— begin PASSAGE SHOWN —
Witness the announcement of new development projects in the UAE during the latter half of 2016, as well as the finalization of existing investment and tourism projects. The UAE has taken the West’s investment inertia of the last three years as an opportunity to test Keynes’ hypothesis, which is simply that the government of the day should stimulate and raise the demand curve through fiscal policy/public investment. The number of infrastructure projects adopted, as well as the long-term vision implicit in those projects, suggests UAE’s confidence that once “normal” economic activity across the globe resumes, it will be well-placed to service logistics by sea and air, to promote tourism, to stimulate investment through real estate, and possibly to fulfill the financial requirements of its own citizens and the broader region as a whole, ultimately making a positive return for itself and investors.

 

Low interest rates (and resultant minimal and negative real interest rates) have enabled the UAE to mobilize local and international investors to fund this infrastructural spend. The fact that the West does not anticipate real interest rates to rise for a significant period enables the cost of finance related to this investment to be minimal, especially when compared to the expected revenues and related growth pertaining to the development projects already underway.

 

A risk for the UAE, common to all entities that have raised finance, is the possibility that projects may not be completed or that that they may be deferred, causing a crisis in investor confidence. It is, however, highly probable that the UAE has learned from its 2008 restructuring experiences. It is expected that the Emirates will not make any policy decision related to government projects that could shake investor confidence. Furthermore, the investment in infrastructural projects, consistent with the vision articulated before 2005, reassures investors that the path is not only dynamic, but also forward-moving.

 

Similarly, the KSA economic reform plan, Saudi Arabia Vision 2030, outlines a long-term economic roadmap intended to end the kingdom’s reliance on oil. It targets greater private investment in non-extractive industries, including infrastructure and transportation. In addition, Vision 2030 envisages a partial privatization of the state-owned oil giant, Aramco. 

 

On one hand, the centerpiece of Vision 2030 is a five-year plan known as the National Transformation Plan (NTP), intended to restructure the kingdom’s entire economy. A core component of the NTP is that 40 percent of projects during the five-year period will be funded by the private sector, with the aim of reducing financial pressure on the state. 

 

The construction and transportation sectors have traditionally been among the largest recipients of investment in the kingdom. Investment in these sectors is now expected to further increase between now and 2030, and to do so rapidly. A corresponding increase is expected in the number of development projects under way as the NTP is implemented. 

 

A significant element of the Vision 2030 roadmap is the construction of a 30-mile bridge across the Red Sea, linking Saudi Arabia with Egypt. The bridge is intended to provide a significant boost to trade and commerce by linking two of the region’s biggest economies and providing a platform for transporting millions of dollars worth of cargo.

 

The bridge showcases the scale and scope of the NTP’s ambitions for the wholesale transformation of the kingdom’s infrastructure, in perfect accordance with Keynesian policy.
— end PASSAGE SHOWN —
WHAT IS ASKED |
• A. In the passage on Gulf infrastructure investment, what share of National Transformation Plan projects is to be funded by the private sector?
• B. Pick up the passage on Gulf infrastructure investment after its final sentence and write the next part.
— begin DATASET EXCERPT —
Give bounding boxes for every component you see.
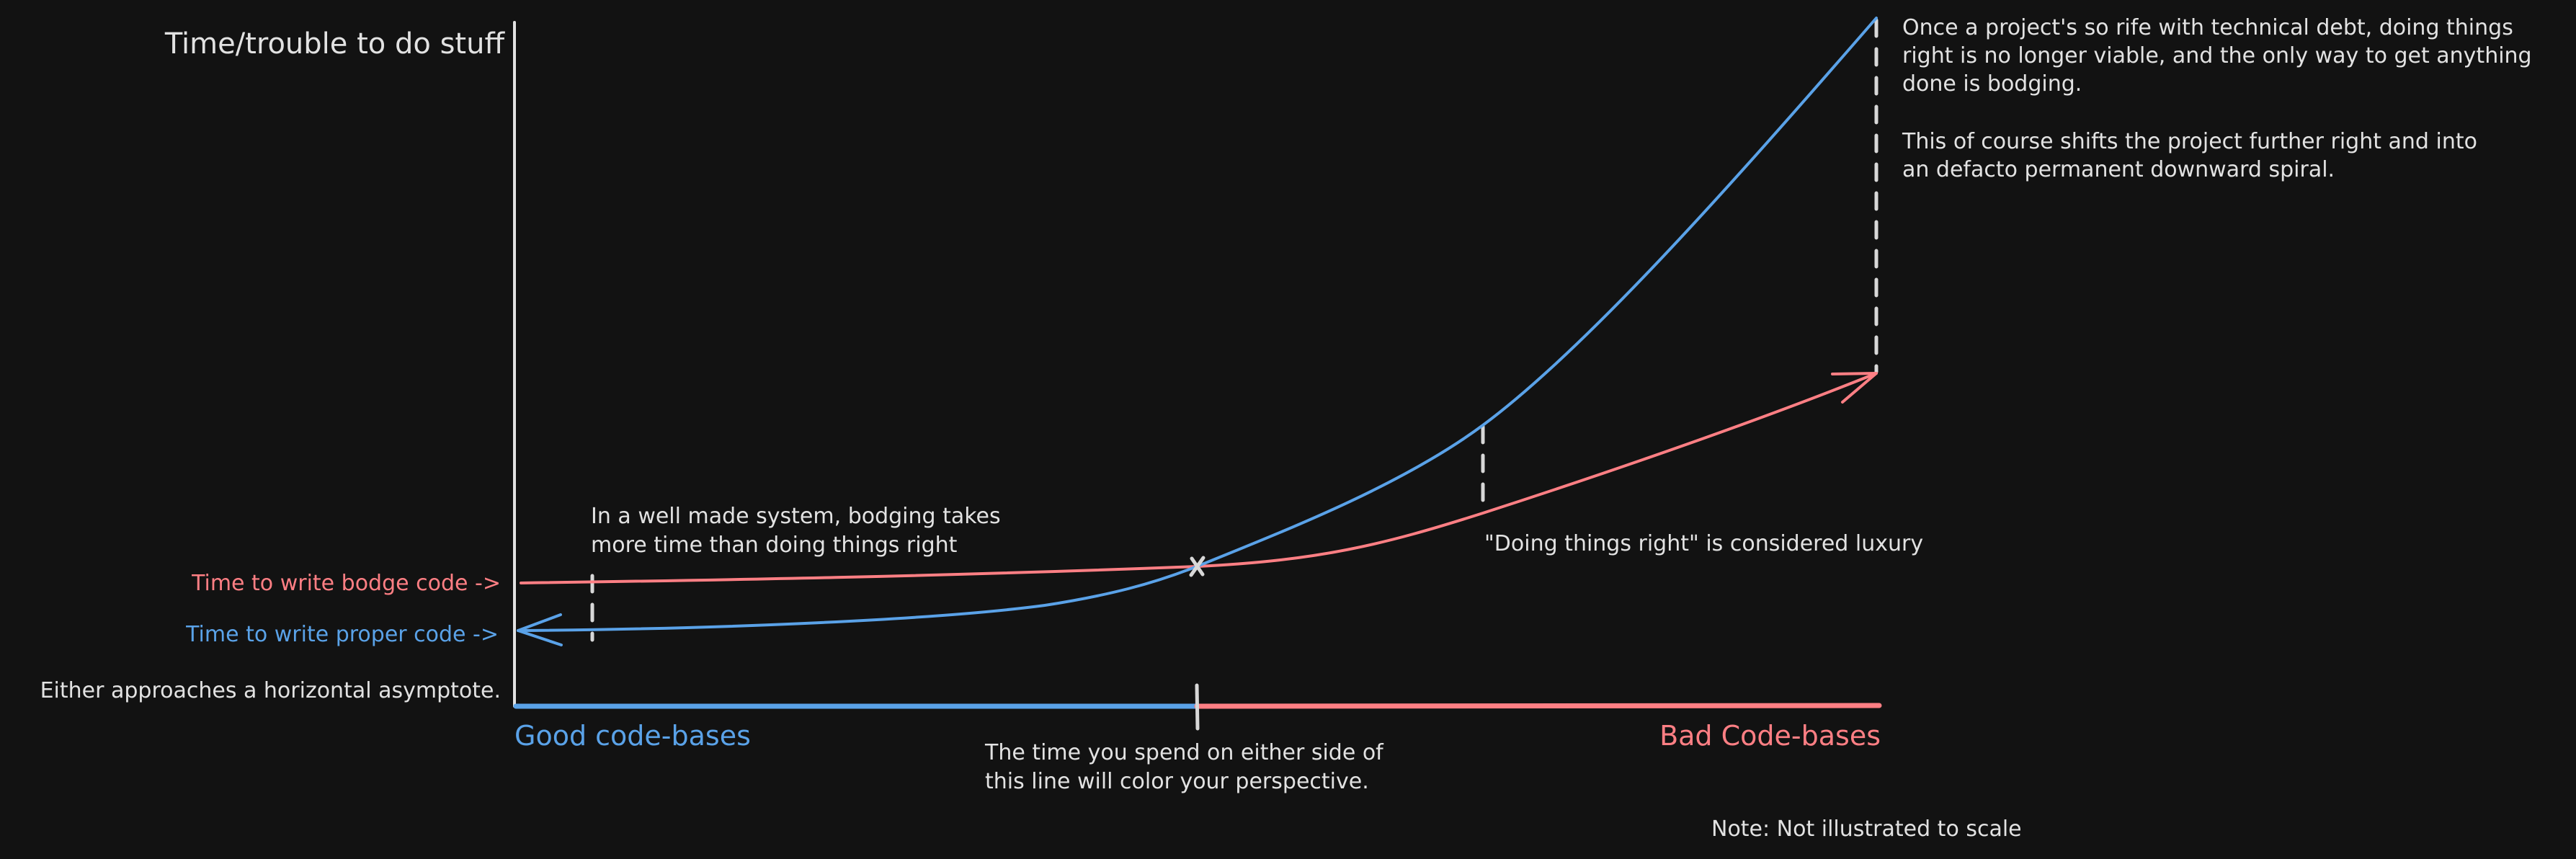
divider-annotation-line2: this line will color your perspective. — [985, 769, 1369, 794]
— end DATASET EXCERPT —
PER-TASK ANSWERS |
• A. 40 percent

• B.
Reality, however, has interfered. Officials in Riyadh just recently announced the cancellation of many projects. The exact number is disputed. Numerous accounts of unpaid workers and delays in government projects suggest that a fundamental shift in government policy related to both prioritization and the funding of priorities has taken place. Investment will take place, but exactly when now depends on a new vision.

 

This was to be expected. The oil-price shock to government revenues has cascaded down to the provinces and will continue to cause competitive destruction and fragmentation of long-standing “understood” ways of doing business until the outflow of precious forex is reduced to a level with which the KSA is comfortable.  In a certain sense, the kingdom is experiencing in 2016 forces similar to those experienced by the West in 1973, when OPEC flexed its muscles – a shifting of prices, business contracts, delay of investment, crisis of investor confidence, and significant worker dismissals.

 

In fact, worker dismissals form the silver lining in the recessionary environment. Obviously, the pain and suffering caused in these instances to the workers and their dependent families is not insignificant.

 

But “price-stickiness” itself, as embedded in the wage structure across Saudi Arabia and the UAE, makes the necessity of resetting the price of labor wholly dependent upon the release of workers. (The alternative is the retention of workers under non-competitive priced labor contracts.)

 

Both Saudi Arabia and the UAE are intent on developing economies that compete in a global market. Until now, both countries have been comfortable paying a premium to secure the use of talent. But the time may have come when examining the cushy hardship allowances and tax-free packages paid to executive talent means taking a hard look at what the world stage is now paying for the same talent, and what talent is available on that stage.

 

This itself has a positive knock-on impact. Both countries have citizens generously employed by the state. When considering the packages for their own citizens, it becomes necessary to compare them to those offered to the expat. By reducing the cost of the expat, it then reduces the cost of meeting expectations of the citizen. Austerity may mean one thing to the West, but it is not an option that Saudi Arabia and the UAE are willing to adopt with regard to their own citizens, especially since demonstrating charity and concern for their well-being is so culturally intrinsic to the state and its relation to the citizens in both countries.

 

Tim Harford, in his book The Undercover Economist, outlines his playbook for a central bank to address a recessionary environment:

 

  1. Try to avoid being in debt so that when you need to raise debt from lenders, you look like a good bet. Identify some big public infrastructural projects with reasonable benefits, conduct all your due diligence, and keep them on the shelf to dust off and press into action.
  2. Use monetary policy as a first line of defense. (Cutting interest rates is relatively simple.)
  3. If recession is looking “long and deep”, implement projects identified in Step 1.
  4. Ensure that investors suffer no crisis in confidence in the ability of the borrower to repay. Consider taxation policy. Reduction of taxes indirectly stimulates demand.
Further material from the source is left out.